» **Brief**: Write out all of the data exactly as it appears.

[Dataset entries]
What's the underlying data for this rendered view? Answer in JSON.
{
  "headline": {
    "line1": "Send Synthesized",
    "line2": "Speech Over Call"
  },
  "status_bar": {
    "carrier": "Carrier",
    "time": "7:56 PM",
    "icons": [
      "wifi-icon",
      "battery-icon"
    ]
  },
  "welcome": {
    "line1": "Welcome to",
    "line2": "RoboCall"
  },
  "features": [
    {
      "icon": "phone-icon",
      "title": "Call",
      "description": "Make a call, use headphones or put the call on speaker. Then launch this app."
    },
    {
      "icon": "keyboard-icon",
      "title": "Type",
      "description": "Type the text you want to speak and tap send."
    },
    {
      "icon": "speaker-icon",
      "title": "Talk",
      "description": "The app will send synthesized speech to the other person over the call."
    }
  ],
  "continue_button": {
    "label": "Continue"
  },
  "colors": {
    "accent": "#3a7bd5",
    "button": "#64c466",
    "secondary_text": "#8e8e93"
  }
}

» **Answer for this exercise**:
What's the underlying data for this rendered view? Answer in JSON.
{
  "headline": {
    "line1": "Send Synthesized",
    "line2": "Speech Over Call"
  },
  "status_bar": {
    "carrier": "Carrier",
    "time": "7:56 PM",
    "icons": [
      "wifi-icon",
      "battery-icon"
    ]
  },
  "welcome": {
    "line1": "Welcome to",
    "line2": "RoboCall"
  },
  "features": [
    {
      "icon": "phone-icon",
      "title": "Call",
      "description": "Make a call, use headphones or put the call on speaker. Then launch this app."
    },
    {
      "icon": "keyboard-icon",
      "title": "Type",
      "description": "Type the text you want to speak and tap send."
    },
    {
      "icon": "speaker-icon",
      "title": "Talk",
      "description": "The app will send synthesized speech to the other person over the call."
    }
  ],
  "continue_button": {
    "label": "Continue"
  },
  "colors": {
    "accent": "#3a7bd5",
    "button": "#64c466",
    "secondary_text": "#8e8e93"
  }
}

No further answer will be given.